A library for working with nomisma.org data

Nomisma.org is a collaborative project to provide stable digital representations of numismatic concepts according to the principles of Linked Open Data. (from http://nomisma.org)

Nomisma.org’s collaboration has led to a growing series of LOD applications on the web, but what may be the project’s most valuable contribution has sometimes been overlooked: from http://nomisma.org/datasets, you can download openly licensed datasets for all nomisma.org projects. The collaborators have had to establish standard representations of numismatic data for their applications to interact, so the datasets use predictable identifiers in predictable data structures. This opens the door to scholars interested in using the data in other ways.

◆ AIM OF THE EXERCISE ◆
From the nomisma.org passage above, extract word for word the stretch that begins at the words "Nomisma.org is a" and stops after "in other ways.".

◆ SUPPLIED RECORDS ◆

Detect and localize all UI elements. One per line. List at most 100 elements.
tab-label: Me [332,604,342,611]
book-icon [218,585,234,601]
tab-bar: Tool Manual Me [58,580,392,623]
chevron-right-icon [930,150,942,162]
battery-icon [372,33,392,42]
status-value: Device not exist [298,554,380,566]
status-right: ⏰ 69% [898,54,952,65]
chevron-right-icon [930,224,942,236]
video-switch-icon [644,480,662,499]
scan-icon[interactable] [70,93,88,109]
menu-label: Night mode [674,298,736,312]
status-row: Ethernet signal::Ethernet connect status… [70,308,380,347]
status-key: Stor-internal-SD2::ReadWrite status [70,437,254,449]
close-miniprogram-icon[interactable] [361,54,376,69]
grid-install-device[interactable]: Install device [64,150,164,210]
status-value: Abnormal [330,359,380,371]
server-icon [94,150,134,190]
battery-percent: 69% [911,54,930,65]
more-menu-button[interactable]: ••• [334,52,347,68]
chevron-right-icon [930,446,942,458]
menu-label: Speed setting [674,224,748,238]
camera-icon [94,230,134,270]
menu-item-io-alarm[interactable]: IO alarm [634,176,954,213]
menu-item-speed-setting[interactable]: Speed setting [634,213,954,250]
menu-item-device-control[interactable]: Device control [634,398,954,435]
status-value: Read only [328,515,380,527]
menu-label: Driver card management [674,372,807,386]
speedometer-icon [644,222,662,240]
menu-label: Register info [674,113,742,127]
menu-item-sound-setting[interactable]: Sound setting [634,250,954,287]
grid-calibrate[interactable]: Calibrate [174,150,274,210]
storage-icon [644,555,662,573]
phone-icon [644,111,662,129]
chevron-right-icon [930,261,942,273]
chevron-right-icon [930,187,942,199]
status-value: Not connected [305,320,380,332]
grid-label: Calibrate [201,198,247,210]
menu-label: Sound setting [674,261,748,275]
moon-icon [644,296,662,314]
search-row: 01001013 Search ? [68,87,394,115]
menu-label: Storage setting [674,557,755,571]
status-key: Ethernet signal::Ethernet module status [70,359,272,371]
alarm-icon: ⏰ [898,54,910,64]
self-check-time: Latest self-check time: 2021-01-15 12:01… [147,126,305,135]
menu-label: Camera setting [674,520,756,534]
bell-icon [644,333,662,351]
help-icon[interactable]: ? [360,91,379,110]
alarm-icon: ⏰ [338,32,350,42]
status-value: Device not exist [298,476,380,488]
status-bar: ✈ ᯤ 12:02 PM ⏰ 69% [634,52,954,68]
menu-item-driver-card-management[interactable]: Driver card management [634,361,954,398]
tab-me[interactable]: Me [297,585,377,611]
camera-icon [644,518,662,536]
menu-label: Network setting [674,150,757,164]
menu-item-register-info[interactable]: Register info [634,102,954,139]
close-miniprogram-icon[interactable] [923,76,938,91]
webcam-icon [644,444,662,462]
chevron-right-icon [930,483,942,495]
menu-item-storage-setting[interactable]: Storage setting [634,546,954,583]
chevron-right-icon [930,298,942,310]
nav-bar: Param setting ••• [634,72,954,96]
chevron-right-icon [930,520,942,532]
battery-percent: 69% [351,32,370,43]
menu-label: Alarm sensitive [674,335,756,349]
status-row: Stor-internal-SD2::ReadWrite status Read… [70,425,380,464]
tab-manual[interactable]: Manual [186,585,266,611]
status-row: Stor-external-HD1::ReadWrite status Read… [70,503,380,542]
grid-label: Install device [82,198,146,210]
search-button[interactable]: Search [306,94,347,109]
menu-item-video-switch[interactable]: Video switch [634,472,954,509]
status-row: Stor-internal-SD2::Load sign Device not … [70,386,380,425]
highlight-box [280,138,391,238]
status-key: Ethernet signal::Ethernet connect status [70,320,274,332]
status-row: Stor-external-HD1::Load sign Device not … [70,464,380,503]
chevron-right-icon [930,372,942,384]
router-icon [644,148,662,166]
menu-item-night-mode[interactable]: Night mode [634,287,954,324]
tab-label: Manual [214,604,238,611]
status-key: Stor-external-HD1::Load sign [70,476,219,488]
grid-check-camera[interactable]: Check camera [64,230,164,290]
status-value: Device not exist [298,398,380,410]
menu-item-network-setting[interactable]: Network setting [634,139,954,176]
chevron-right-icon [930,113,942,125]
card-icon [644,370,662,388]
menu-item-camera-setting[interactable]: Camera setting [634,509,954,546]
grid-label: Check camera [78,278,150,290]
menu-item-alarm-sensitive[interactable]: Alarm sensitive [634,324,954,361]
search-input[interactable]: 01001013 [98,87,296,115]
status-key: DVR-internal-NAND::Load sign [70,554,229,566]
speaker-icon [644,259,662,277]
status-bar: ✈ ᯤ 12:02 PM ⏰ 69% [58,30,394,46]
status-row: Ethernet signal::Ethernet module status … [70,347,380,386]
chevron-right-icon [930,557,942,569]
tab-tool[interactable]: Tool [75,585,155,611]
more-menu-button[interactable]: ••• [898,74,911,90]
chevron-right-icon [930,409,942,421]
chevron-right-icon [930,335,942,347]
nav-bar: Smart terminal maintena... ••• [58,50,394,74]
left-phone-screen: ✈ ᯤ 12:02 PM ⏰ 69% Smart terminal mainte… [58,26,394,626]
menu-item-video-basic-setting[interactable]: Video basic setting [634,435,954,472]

◆ SOLUTION TO THE PROBLEM ◆
Nomisma.org is a collaborative project to provide stable digital representations of numismatic concepts according to the principles of Linked Open Data. (from http://nomisma.org)

Nomisma.org’s collaboration has led to a growing series of LOD applications on the web, but what may be the project’s most valuable contribution has sometimes been overlooked: from http://nomisma.org/datasets, you can download openly licensed datasets for all nomisma.org projects. The collaborators have had to establish standard representations of numismatic data for their applications to interact, so the datasets use predictable identifiers in predictable data structures. This opens the door to scholars interested in using the data in other ways.